(begin)

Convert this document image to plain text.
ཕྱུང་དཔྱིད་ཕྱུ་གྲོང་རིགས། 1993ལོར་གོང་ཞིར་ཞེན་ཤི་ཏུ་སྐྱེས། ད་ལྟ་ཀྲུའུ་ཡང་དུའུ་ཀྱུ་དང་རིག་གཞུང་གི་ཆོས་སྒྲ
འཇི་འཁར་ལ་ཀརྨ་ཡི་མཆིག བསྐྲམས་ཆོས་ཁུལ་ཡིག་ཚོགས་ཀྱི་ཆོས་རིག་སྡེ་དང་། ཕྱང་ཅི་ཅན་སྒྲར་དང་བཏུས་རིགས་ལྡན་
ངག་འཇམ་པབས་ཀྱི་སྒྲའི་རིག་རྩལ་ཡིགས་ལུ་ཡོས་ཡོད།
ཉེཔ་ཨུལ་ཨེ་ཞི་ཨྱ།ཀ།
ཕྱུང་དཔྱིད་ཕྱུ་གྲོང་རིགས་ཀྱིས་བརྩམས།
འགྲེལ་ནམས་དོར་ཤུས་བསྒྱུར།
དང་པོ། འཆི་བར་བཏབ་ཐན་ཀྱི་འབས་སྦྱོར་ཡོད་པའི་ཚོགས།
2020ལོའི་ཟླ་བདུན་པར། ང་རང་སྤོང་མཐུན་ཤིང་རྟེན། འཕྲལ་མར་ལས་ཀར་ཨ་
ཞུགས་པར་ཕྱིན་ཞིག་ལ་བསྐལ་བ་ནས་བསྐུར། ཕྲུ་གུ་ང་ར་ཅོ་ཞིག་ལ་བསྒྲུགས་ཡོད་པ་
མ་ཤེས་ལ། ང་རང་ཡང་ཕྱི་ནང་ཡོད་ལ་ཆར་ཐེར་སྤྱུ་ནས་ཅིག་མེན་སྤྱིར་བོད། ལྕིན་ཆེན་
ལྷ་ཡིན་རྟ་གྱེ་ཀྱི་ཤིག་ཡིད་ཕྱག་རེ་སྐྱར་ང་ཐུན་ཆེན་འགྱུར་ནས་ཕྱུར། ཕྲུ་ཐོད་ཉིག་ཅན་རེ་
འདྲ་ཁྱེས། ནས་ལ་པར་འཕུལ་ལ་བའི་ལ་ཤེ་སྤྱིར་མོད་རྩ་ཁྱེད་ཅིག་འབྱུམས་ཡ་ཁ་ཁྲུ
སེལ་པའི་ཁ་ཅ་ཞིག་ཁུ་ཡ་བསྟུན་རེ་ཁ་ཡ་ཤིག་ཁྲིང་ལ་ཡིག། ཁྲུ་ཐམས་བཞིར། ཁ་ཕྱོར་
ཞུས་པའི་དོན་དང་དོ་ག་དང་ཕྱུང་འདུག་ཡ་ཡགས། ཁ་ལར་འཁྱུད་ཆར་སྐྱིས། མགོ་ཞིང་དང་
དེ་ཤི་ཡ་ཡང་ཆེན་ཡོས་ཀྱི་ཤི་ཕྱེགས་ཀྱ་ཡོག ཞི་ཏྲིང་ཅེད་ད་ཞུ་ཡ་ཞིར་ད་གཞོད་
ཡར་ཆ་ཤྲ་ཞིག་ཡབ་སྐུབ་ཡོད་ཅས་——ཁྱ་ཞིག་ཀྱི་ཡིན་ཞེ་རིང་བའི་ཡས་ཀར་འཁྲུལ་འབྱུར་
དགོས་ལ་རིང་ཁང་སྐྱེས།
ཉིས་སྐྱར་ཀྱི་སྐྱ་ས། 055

(end)

TASK GOAL:
Working from the material above, retype it in its entirety without change.

EXPECTED ANSWER:
Convert this document image to plain text.
ཕྱུང་དཔྱིད་ཕྱུ་གྲོང་རིགས། 1993ལོར་གོང་ཞིར་ཞེན་ཤི་ཏུ་སྐྱེས། ད་ལྟ་ཀྲུའུ་ཡང་དུའུ་ཀྱུ་དང་རིག་གཞུང་གི་ཆོས་སྒྲ
འཇི་འཁར་ལ་ཀརྨ་ཡི་མཆིག བསྐྲམས་ཆོས་ཁུལ་ཡིག་ཚོགས་ཀྱི་ཆོས་རིག་སྡེ་དང་། ཕྱང་ཅི་ཅན་སྒྲར་དང་བཏུས་རིགས་ལྡན་
ངག་འཇམ་པབས་ཀྱི་སྒྲའི་རིག་རྩལ་ཡིགས་ལུ་ཡོས་ཡོད།
ཉེཔ་ཨུལ་ཨེ་ཞི་ཨྱ།ཀ།
ཕྱུང་དཔྱིད་ཕྱུ་གྲོང་རིགས་ཀྱིས་བརྩམས།
འགྲེལ་ནམས་དོར་ཤུས་བསྒྱུར།
དང་པོ། འཆི་བར་བཏབ་ཐན་ཀྱི་འབས་སྦྱོར་ཡོད་པའི་ཚོགས།
2020ལོའི་ཟླ་བདུན་པར། ང་རང་སྤོང་མཐུན་ཤིང་རྟེན། འཕྲལ་མར་ལས་ཀར་ཨ་
ཞུགས་པར་ཕྱིན་ཞིག་ལ་བསྐལ་བ་ནས་བསྐུར། ཕྲུ་གུ་ང་ར་ཅོ་ཞིག་ལ་བསྒྲུགས་ཡོད་པ་
མ་ཤེས་ལ། ང་རང་ཡང་ཕྱི་ནང་ཡོད་ལ་ཆར་ཐེར་སྤྱུ་ནས་ཅིག་མེན་སྤྱིར་བོད། ལྕིན་ཆེན་
ལྷ་ཡིན་རྟ་གྱེ་ཀྱི་ཤིག་ཡིད་ཕྱག་རེ་སྐྱར་ང་ཐུན་ཆེན་འགྱུར་ནས་ཕྱུར། ཕྲུ་ཐོད་ཉིག་ཅན་རེ་
འདྲ་ཁྱེས། ནས་ལ་པར་འཕུལ་ལ་བའི་ལ་ཤེ་སྤྱིར་མོད་རྩ་ཁྱེད་ཅིག་འབྱུམས་ཡ་ཁ་ཁྲུ
སེལ་པའི་ཁ་ཅ་ཞིག་ཁུ་ཡ་བསྟུན་རེ་ཁ་ཡ་ཤིག་ཁྲིང་ལ་ཡིག། ཁྲུ་ཐམས་བཞིར། ཁ་ཕྱོར་
ཞུས་པའི་དོན་དང་དོ་ག་དང་ཕྱུང་འདུག་ཡ་ཡགས། ཁ་ལར་འཁྱུད་ཆར་སྐྱིས། མགོ་ཞིང་དང་
དེ་ཤི་ཡ་ཡང་ཆེན་ཡོས་ཀྱི་ཤི་ཕྱེགས་ཀྱ་ཡོག ཞི་ཏྲིང་ཅེད་ད་ཞུ་ཡ་ཞིར་ད་གཞོད་
ཡར་ཆ་ཤྲ་ཞིག་ཡབ་སྐུབ་ཡོད་ཅས་——ཁྱ་ཞིག་ཀྱི་ཡིན་ཞེ་རིང་བའི་ཡས་ཀར་འཁྲུལ་འབྱུར་
དགོས་ལ་རིང་ཁང་སྐྱེས།
ཉིས་སྐྱར་ཀྱི་སྐྱ་ས། 055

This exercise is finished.